Given instruction →
Quote the whole listing word for word. Do not include the pictures.

Structured figure records →
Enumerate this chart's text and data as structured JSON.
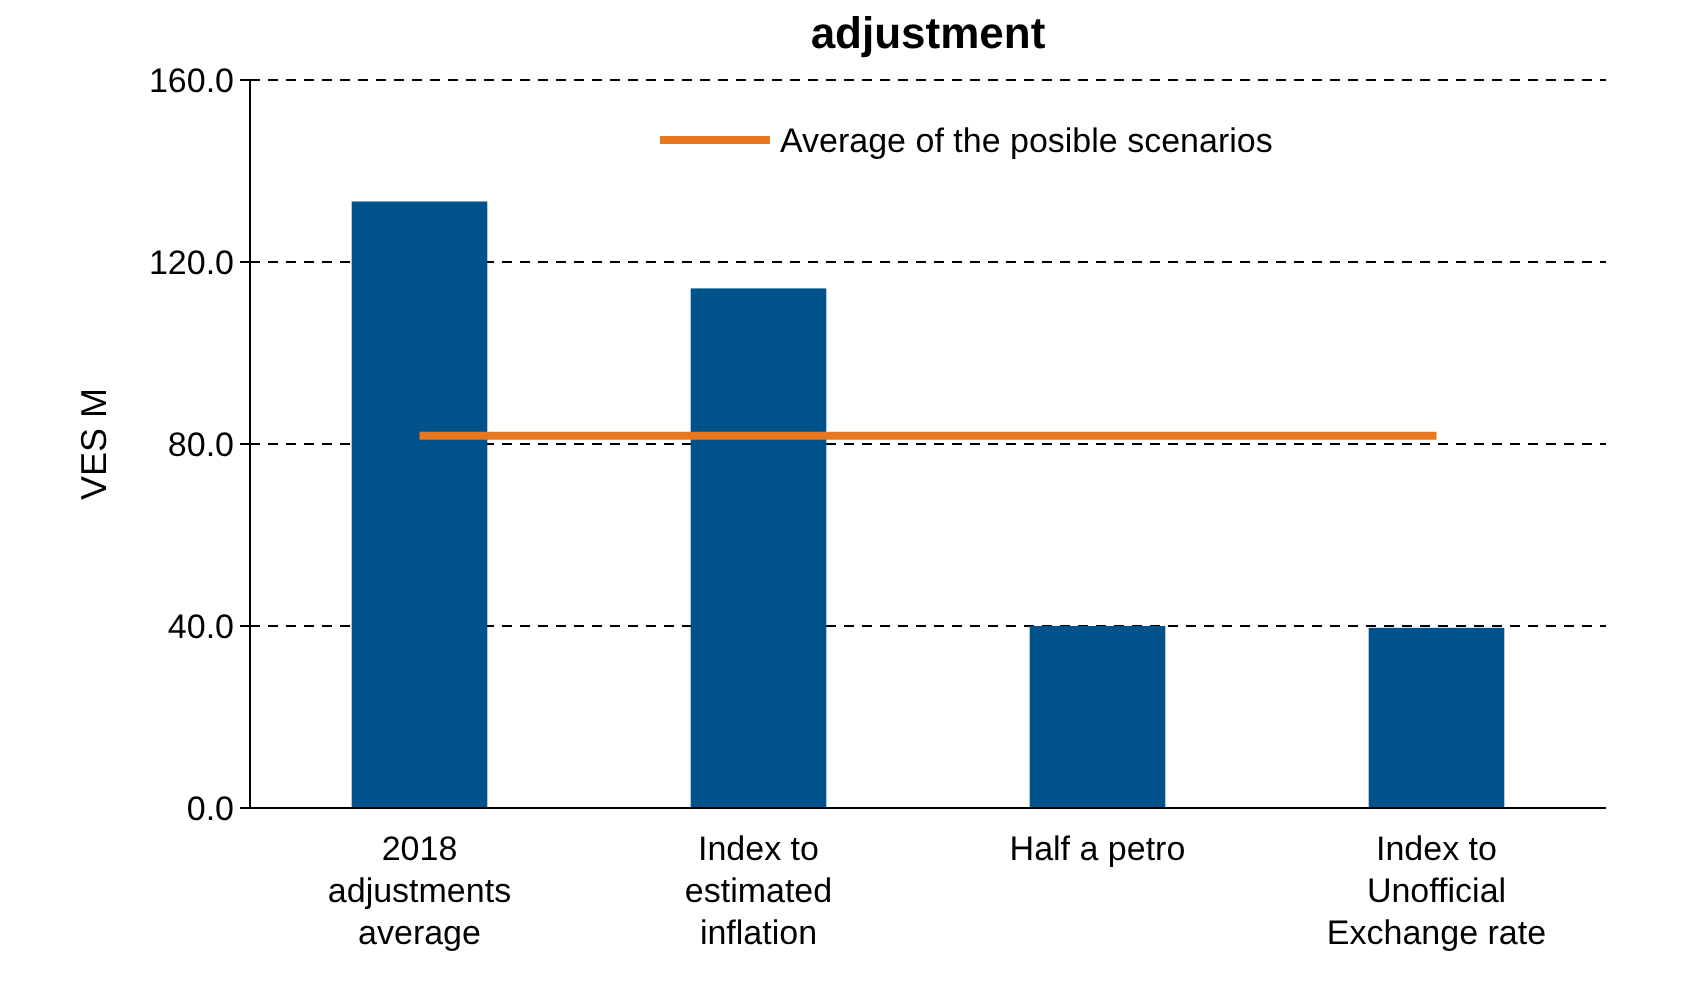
{
  "chart_data": {
    "type": "bar",
    "title": "adjustment",
    "ylabel": "VES M",
    "categories": [
      "2018 adjustments average",
      "Index to estimated inflation",
      "Half a petro",
      "Index to Unofficial Exchange rate"
    ],
    "series": [
      {
        "color": "#00538a",
        "values": [
          133.3,
          114.2,
          40,
          39.6
        ]
      },
      {
        "type": "line",
        "name": "Average of the posible scenarios",
        "color": "#e87722",
        "values": [
          81.8,
          81.8,
          81.8,
          81.8
        ]
      }
    ],
    "ylim": [
      0,
      160
    ],
    "yticks": [
      {
        "value": 0,
        "label": "0.0"
      },
      {
        "value": 40,
        "label": "40.0"
      },
      {
        "value": 80,
        "label": "80.0"
      },
      {
        "value": 120,
        "label": "120.0"
      },
      {
        "value": 160,
        "label": "160.0"
      }
    ],
    "grid": "y",
    "legend": "top",
    "marker": "none",
    "line_style": "solid"
  }
}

Answer to this exercise →
Enumerate this chart's text and data as structured JSON.
{
  "chart_data": {
    "type": "bar",
    "title": "adjustment",
    "ylabel": "VES M",
    "categories": [
      "2018 adjustments average",
      "Index to estimated inflation",
      "Half a petro",
      "Index to Unofficial Exchange rate"
    ],
    "series": [
      {
        "color": "#00538a",
        "values": [
          133.3,
          114.2,
          40,
          39.6
        ]
      },
      {
        "type": "line",
        "name": "Average of the posible scenarios",
        "color": "#e87722",
        "values": [
          81.8,
          81.8,
          81.8,
          81.8
        ]
      }
    ],
    "ylim": [
      0,
      160
    ],
    "yticks": [
      {
        "value": 0,
        "label": "0.0"
      },
      {
        "value": 40,
        "label": "40.0"
      },
      {
        "value": 80,
        "label": "80.0"
      },
      {
        "value": 120,
        "label": "120.0"
      },
      {
        "value": 160,
        "label": "160.0"
      }
    ],
    "grid": "y",
    "legend": "top",
    "marker": "none",
    "line_style": "solid"
  }
}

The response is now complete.